== BRANO DI PARTENZA

Ma la verità sull’esistenza di Dio non è l’unico preambolo della fede accessibile alla ragione attraverso argomenti (questi argomenti sono le cosiddette «cinque vie» che qui non posso ovviamente riportare), ma ce ne sono altri: ci sono anche le verità riguardanti l’uomo stesso, la prima delle quali è che ogni uomo ha un futuro dopo la morte corporale, e durante questa vita è libero di scegliere tra il bene e il male, motivo per cui ognuno avverte la propria responsabilità per il male commesso, si riconosce cioè peccatore e incapace di redimersi da solo, incapace soprattutto di ottenere da solo la salvezza eterna. Questa verità è un preambolo della fede perché ci porta ad accogliere Cristo come Colui che può liberare veramente l’uomo dal peccato e aprirgli le porte della vita eterna.
Così, il teologo, riflettendo sulla fede cristiana, deve saper riconoscere che essa ha dei presupposti accessibili alla ragione naturale, perché altrimenti l’atto di fede sarebbe illogico, irrazionale, non umano: o meglio, sarebbe una semplice accettazione esteriore. Questa dottrina tommasiana è sommamente utile per i credenti e addirittura indispensabile nel dialogo con i non credenti. Per i primi, Tommaso ha scritto quel capolavoro che è la monumentale Summa theologiae; per i secondi ha scritto il Libro sulla verità della fede cattolica, che alcuni malamente intitolano Summa contra Gentiles, come se si trattase di un libro polemico, mentre è solo il dialogo apostolico con chi ancora non crede al Vangelo però è in possesso di quelle verità naturali che sono appunto i «praeambula fidei», ossia le premesse logiche per riconoscere la razionalità delle affermazioni della fede cristiana.

====

● **COSA SI CHIEDE**
- a) Secondo il brano sui preamboli della fede, perché la verità riguardante l'uomo è un preambolo della fede? Rispondi in una o due frasi.
- b) Per ciascuna affermazione indica se concorda con il brano sui preamboli della fede (sì o no) e cita le parole del brano che lo stabiliscono: (i) il libro scritto per i non credenti è un libro polemico; (ii) la Summa theologiae è destinata ai credenti; (iii) il brano riporta le «cinque vie».
- c) Traduci in inglese questa frase del brano sui preamboli della fede: "Questa dottrina tommasiana è sommamente utile per i credenti e addirittura indispensabile nel dialogo con i non credenti."

== ESTRATTI DELLE RIGHE

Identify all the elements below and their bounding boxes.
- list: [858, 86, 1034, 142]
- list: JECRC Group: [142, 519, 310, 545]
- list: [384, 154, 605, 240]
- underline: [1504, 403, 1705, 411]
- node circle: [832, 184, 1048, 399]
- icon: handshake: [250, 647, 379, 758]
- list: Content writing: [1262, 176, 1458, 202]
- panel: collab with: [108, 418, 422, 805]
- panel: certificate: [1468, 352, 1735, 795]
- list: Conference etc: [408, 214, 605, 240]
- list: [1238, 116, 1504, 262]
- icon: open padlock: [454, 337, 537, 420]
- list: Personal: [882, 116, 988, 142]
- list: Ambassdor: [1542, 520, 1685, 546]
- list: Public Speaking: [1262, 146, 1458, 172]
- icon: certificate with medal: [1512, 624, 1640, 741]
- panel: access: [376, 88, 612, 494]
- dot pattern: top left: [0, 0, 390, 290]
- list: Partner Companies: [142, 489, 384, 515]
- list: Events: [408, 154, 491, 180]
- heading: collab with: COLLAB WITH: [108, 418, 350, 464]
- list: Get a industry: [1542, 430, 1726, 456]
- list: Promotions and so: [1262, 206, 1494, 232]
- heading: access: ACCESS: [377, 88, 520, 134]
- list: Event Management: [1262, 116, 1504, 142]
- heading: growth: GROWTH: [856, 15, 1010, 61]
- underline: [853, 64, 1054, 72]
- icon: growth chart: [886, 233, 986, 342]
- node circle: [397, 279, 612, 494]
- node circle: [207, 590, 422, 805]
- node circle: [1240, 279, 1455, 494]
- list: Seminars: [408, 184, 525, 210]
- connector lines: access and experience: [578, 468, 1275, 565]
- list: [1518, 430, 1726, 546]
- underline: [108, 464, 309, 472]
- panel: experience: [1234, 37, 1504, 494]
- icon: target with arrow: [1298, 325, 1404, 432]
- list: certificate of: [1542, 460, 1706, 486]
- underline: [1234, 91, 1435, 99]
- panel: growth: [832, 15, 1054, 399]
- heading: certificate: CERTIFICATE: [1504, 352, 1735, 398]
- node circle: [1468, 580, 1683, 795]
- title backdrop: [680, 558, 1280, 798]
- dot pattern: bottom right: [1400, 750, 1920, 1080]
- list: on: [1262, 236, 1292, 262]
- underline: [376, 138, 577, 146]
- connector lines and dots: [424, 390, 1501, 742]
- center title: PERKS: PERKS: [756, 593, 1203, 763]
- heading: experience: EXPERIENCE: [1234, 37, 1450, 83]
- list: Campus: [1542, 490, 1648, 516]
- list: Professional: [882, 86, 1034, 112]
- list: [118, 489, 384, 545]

====

● **RISPOSTE IN ORDINE**
- a) Perché ci porta ad accogliere Cristo come Colui che può liberare veramente l'uomo dal peccato e aprirgli le porte della vita eterna.

- b)
(i) No: "mentre è solo il dialogo apostolico con chi ancora non crede al Vangelo"
(ii) Sì: "Per i primi, Tommaso ha scritto quel capolavoro che è la monumentale Summa theologiae"
(iii) No: "che qui non posso ovviamente riportare"

- c) This Thomistic doctrine is extremely useful for believers and even indispensable in dialogue with nonbelievers.